* PROBLEM: Output all the data exactly. Pictures do not belong in the copy.

--- Begin ---

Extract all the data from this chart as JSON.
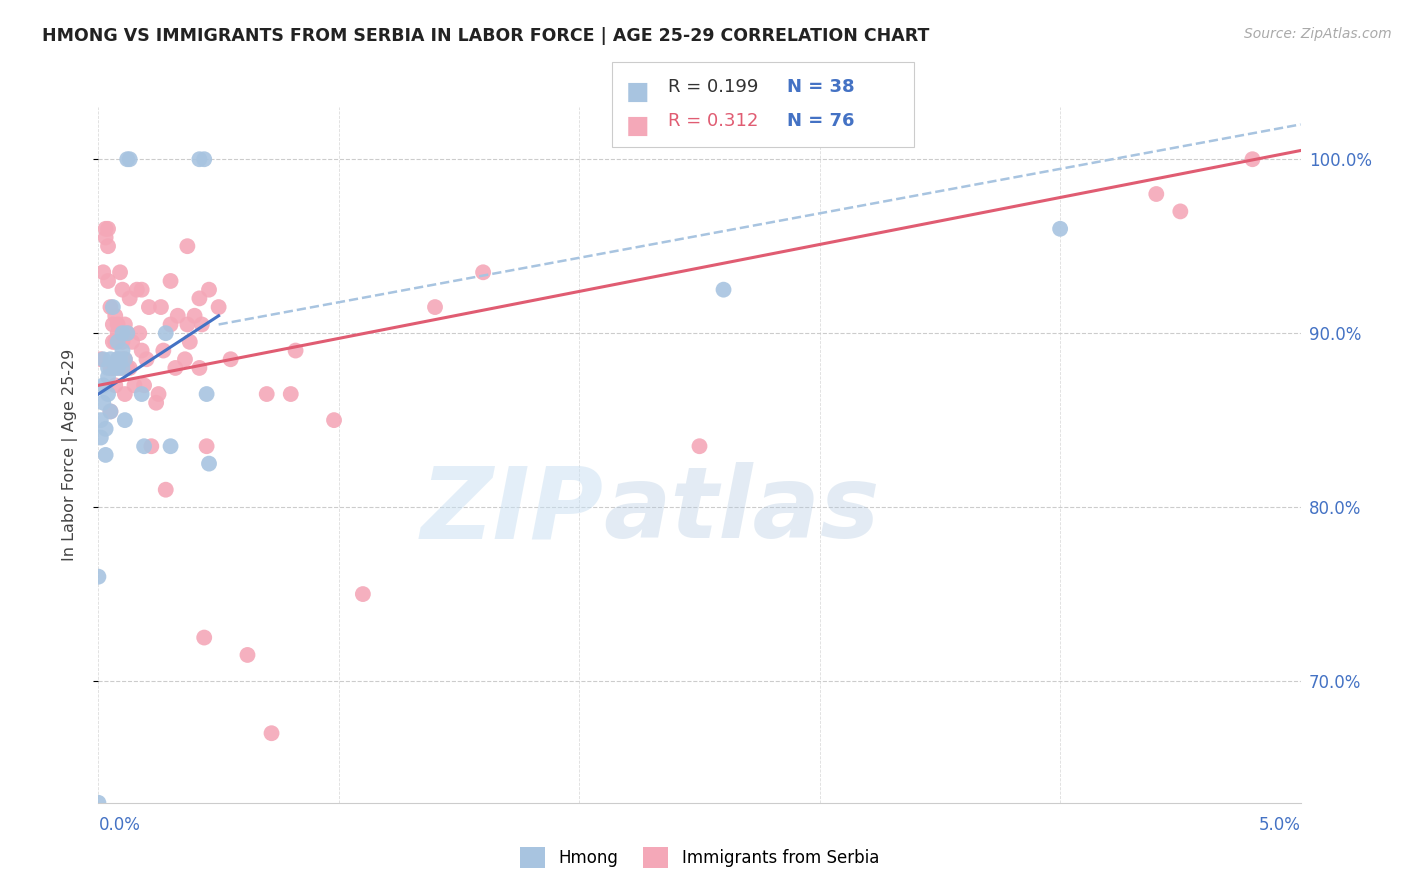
{
  "title": "HMONG VS IMMIGRANTS FROM SERBIA IN LABOR FORCE | AGE 25-29 CORRELATION CHART",
  "source": "Source: ZipAtlas.com",
  "ylabel": "In Labor Force | Age 25-29",
  "xmin": 0.0,
  "xmax": 5.0,
  "ymin": 63.0,
  "ymax": 103.0,
  "yticks": [
    70.0,
    80.0,
    90.0,
    100.0
  ],
  "ytick_labels": [
    "70.0%",
    "80.0%",
    "90.0%",
    "100.0%"
  ],
  "legend_r1": "R = 0.199",
  "legend_n1": "N = 38",
  "legend_r2": "R = 0.312",
  "legend_n2": "N = 76",
  "label1": "Hmong",
  "label2": "Immigrants from Serbia",
  "color1": "#a8c4e0",
  "color2": "#f4a8b8",
  "line_color1": "#4472c4",
  "line_color2": "#e05c72",
  "dashed_line_color": "#a8c4e0",
  "watermark_zip": "ZIP",
  "watermark_atlas": "atlas",
  "hmong_x": [
    0.12,
    0.13,
    0.42,
    0.44,
    0.0,
    0.0,
    0.01,
    0.01,
    0.02,
    0.02,
    0.02,
    0.03,
    0.03,
    0.04,
    0.04,
    0.04,
    0.05,
    0.05,
    0.06,
    0.07,
    0.08,
    0.08,
    0.08,
    0.09,
    0.1,
    0.1,
    0.1,
    0.11,
    0.11,
    0.12,
    0.18,
    0.19,
    0.28,
    0.3,
    0.45,
    0.46,
    2.6,
    4.0
  ],
  "hmong_y": [
    100.0,
    100.0,
    100.0,
    100.0,
    63.0,
    76.0,
    84.0,
    85.0,
    86.0,
    87.0,
    88.5,
    83.0,
    84.5,
    86.5,
    87.5,
    88.0,
    85.5,
    88.5,
    91.5,
    88.0,
    88.0,
    88.5,
    89.5,
    88.5,
    88.0,
    89.0,
    90.0,
    85.0,
    88.5,
    90.0,
    86.5,
    83.5,
    90.0,
    83.5,
    86.5,
    82.5,
    92.5,
    96.0
  ],
  "serbia_x": [
    0.01,
    0.02,
    0.03,
    0.03,
    0.04,
    0.04,
    0.04,
    0.05,
    0.05,
    0.05,
    0.06,
    0.06,
    0.06,
    0.07,
    0.07,
    0.07,
    0.08,
    0.08,
    0.08,
    0.09,
    0.09,
    0.1,
    0.1,
    0.1,
    0.11,
    0.11,
    0.11,
    0.12,
    0.12,
    0.13,
    0.13,
    0.14,
    0.15,
    0.16,
    0.17,
    0.18,
    0.18,
    0.19,
    0.2,
    0.21,
    0.22,
    0.24,
    0.25,
    0.26,
    0.27,
    0.28,
    0.3,
    0.3,
    0.32,
    0.33,
    0.36,
    0.37,
    0.37,
    0.38,
    0.4,
    0.42,
    0.42,
    0.43,
    0.44,
    0.45,
    0.46,
    0.5,
    0.55,
    0.62,
    0.7,
    0.72,
    0.8,
    0.82,
    0.98,
    1.1,
    1.4,
    1.6,
    2.5,
    4.4,
    4.5,
    4.8
  ],
  "serbia_y": [
    88.5,
    93.5,
    95.5,
    96.0,
    93.0,
    95.0,
    96.0,
    85.5,
    88.0,
    91.5,
    88.0,
    89.5,
    90.5,
    87.0,
    89.5,
    91.0,
    88.5,
    90.0,
    90.5,
    88.0,
    93.5,
    88.5,
    89.5,
    92.5,
    86.5,
    88.5,
    90.5,
    88.0,
    90.0,
    88.0,
    92.0,
    89.5,
    87.0,
    92.5,
    90.0,
    89.0,
    92.5,
    87.0,
    88.5,
    91.5,
    83.5,
    86.0,
    86.5,
    91.5,
    89.0,
    81.0,
    90.5,
    93.0,
    88.0,
    91.0,
    88.5,
    90.5,
    95.0,
    89.5,
    91.0,
    88.0,
    92.0,
    90.5,
    72.5,
    83.5,
    92.5,
    91.5,
    88.5,
    71.5,
    86.5,
    67.0,
    86.5,
    89.0,
    85.0,
    75.0,
    91.5,
    93.5,
    83.5,
    98.0,
    97.0,
    100.0
  ],
  "blue_line_x0": 0.0,
  "blue_line_y0": 86.5,
  "blue_line_x1": 0.5,
  "blue_line_y1": 91.0,
  "pink_line_x0": 0.0,
  "pink_line_y0": 87.0,
  "pink_line_x1": 5.0,
  "pink_line_y1": 100.5,
  "dash_line_x0": 0.5,
  "dash_line_y0": 90.5,
  "dash_line_x1": 5.0,
  "dash_line_y1": 102.0
}
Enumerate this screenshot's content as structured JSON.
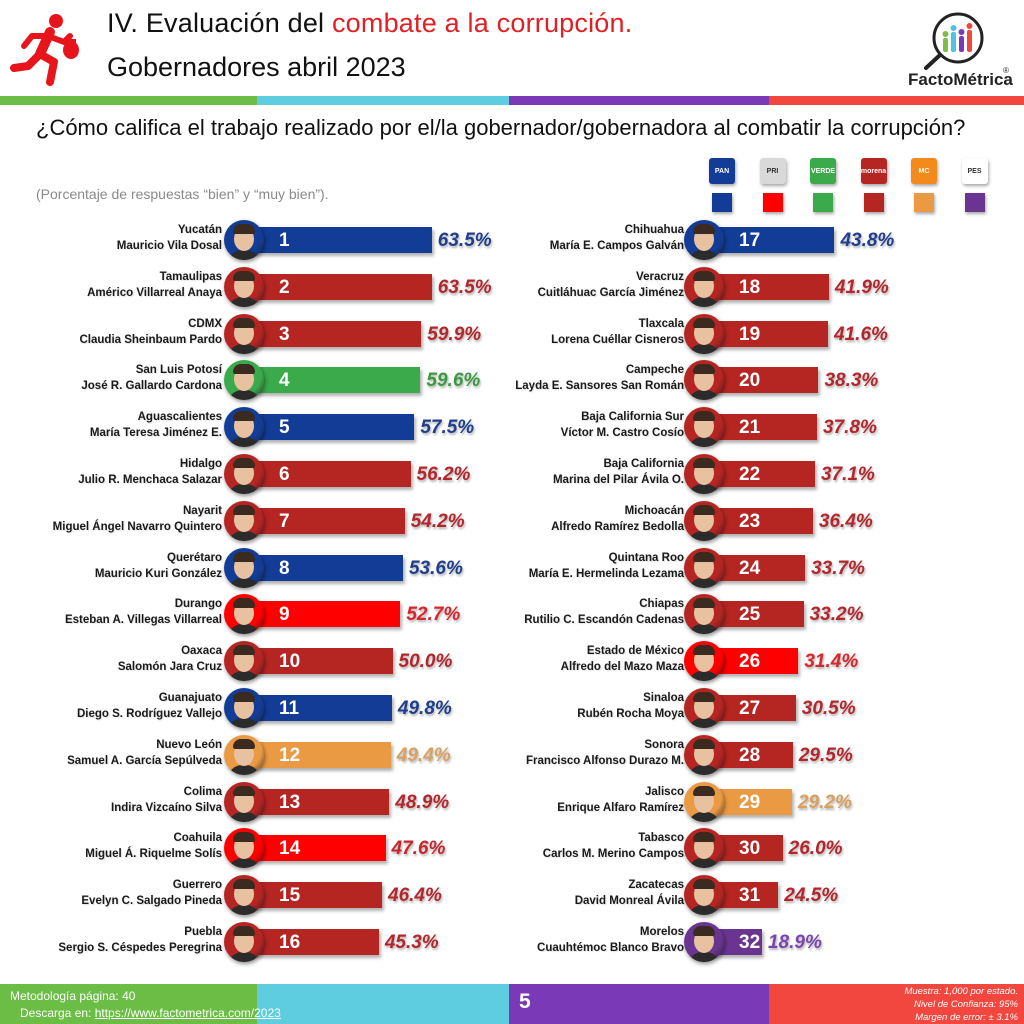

--- End ---

* EXERCISE ANSWER:
Extract all the data from this chart as JSON.
{
  "title": "HMONG VS IMMIGRANTS FROM SERBIA IN LABOR FORCE | AGE 25-29 CORRELATION CHART",
  "source": "Source: ZipAtlas.com",
  "ylabel": "In Labor Force | Age 25-29",
  "xmin": 0.0,
  "xmax": 5.0,
  "ymin": 63.0,
  "ymax": 103.0,
  "yticks": [
    70.0,
    80.0,
    90.0,
    100.0
  ],
  "ytick_labels": [
    "70.0%",
    "80.0%",
    "90.0%",
    "100.0%"
  ],
  "legend_r1": "R = 0.199",
  "legend_n1": "N = 38",
  "legend_r2": "R = 0.312",
  "legend_n2": "N = 76",
  "label1": "Hmong",
  "label2": "Immigrants from Serbia",
  "color1": "#a8c4e0",
  "color2": "#f4a8b8",
  "line_color1": "#4472c4",
  "line_color2": "#e05c72",
  "dashed_line_color": "#a8c4e0",
  "watermark_zip": "ZIP",
  "watermark_atlas": "atlas",
  "hmong_x": [
    0.12,
    0.13,
    0.42,
    0.44,
    0.0,
    0.0,
    0.01,
    0.01,
    0.02,
    0.02,
    0.02,
    0.03,
    0.03,
    0.04,
    0.04,
    0.04,
    0.05,
    0.05,
    0.06,
    0.07,
    0.08,
    0.08,
    0.08,
    0.09,
    0.1,
    0.1,
    0.1,
    0.11,
    0.11,
    0.12,
    0.18,
    0.19,
    0.28,
    0.3,
    0.45,
    0.46,
    2.6,
    4.0
  ],
  "hmong_y": [
    100.0,
    100.0,
    100.0,
    100.0,
    63.0,
    76.0,
    84.0,
    85.0,
    86.0,
    87.0,
    88.5,
    83.0,
    84.5,
    86.5,
    87.5,
    88.0,
    85.5,
    88.5,
    91.5,
    88.0,
    88.0,
    88.5,
    89.5,
    88.5,
    88.0,
    89.0,
    90.0,
    85.0,
    88.5,
    90.0,
    86.5,
    83.5,
    90.0,
    83.5,
    86.5,
    82.5,
    92.5,
    96.0
  ],
  "serbia_x": [
    0.01,
    0.02,
    0.03,
    0.03,
    0.04,
    0.04,
    0.04,
    0.05,
    0.05,
    0.05,
    0.06,
    0.06,
    0.06,
    0.07,
    0.07,
    0.07,
    0.08,
    0.08,
    0.08,
    0.09,
    0.09,
    0.1,
    0.1,
    0.1,
    0.11,
    0.11,
    0.11,
    0.12,
    0.12,
    0.13,
    0.13,
    0.14,
    0.15,
    0.16,
    0.17,
    0.18,
    0.18,
    0.19,
    0.2,
    0.21,
    0.22,
    0.24,
    0.25,
    0.26,
    0.27,
    0.28,
    0.3,
    0.3,
    0.32,
    0.33,
    0.36,
    0.37,
    0.37,
    0.38,
    0.4,
    0.42,
    0.42,
    0.43,
    0.44,
    0.45,
    0.46,
    0.5,
    0.55,
    0.62,
    0.7,
    0.72,
    0.8,
    0.82,
    0.98,
    1.1,
    1.4,
    1.6,
    2.5,
    4.4,
    4.5,
    4.8
  ],
  "serbia_y": [
    88.5,
    93.5,
    95.5,
    96.0,
    93.0,
    95.0,
    96.0,
    85.5,
    88.0,
    91.5,
    88.0,
    89.5,
    90.5,
    87.0,
    89.5,
    91.0,
    88.5,
    90.0,
    90.5,
    88.0,
    93.5,
    88.5,
    89.5,
    92.5,
    86.5,
    88.5,
    90.5,
    88.0,
    90.0,
    88.0,
    92.0,
    89.5,
    87.0,
    92.5,
    90.0,
    89.0,
    92.5,
    87.0,
    88.5,
    91.5,
    83.5,
    86.0,
    86.5,
    91.5,
    89.0,
    81.0,
    90.5,
    93.0,
    88.0,
    91.0,
    88.5,
    90.5,
    95.0,
    89.5,
    91.0,
    88.0,
    92.0,
    90.5,
    72.5,
    83.5,
    92.5,
    91.5,
    88.5,
    71.5,
    86.5,
    67.0,
    86.5,
    89.0,
    85.0,
    75.0,
    91.5,
    93.5,
    83.5,
    98.0,
    97.0,
    100.0
  ],
  "blue_line_x0": 0.0,
  "blue_line_y0": 86.5,
  "blue_line_x1": 0.5,
  "blue_line_y1": 91.0,
  "pink_line_x0": 0.0,
  "pink_line_y0": 87.0,
  "pink_line_x1": 5.0,
  "pink_line_y1": 100.5,
  "dash_line_x0": 0.5,
  "dash_line_y0": 90.5,
  "dash_line_x1": 5.0,
  "dash_line_y1": 102.0
}
Enumerate this screenshot's content as structured JSON.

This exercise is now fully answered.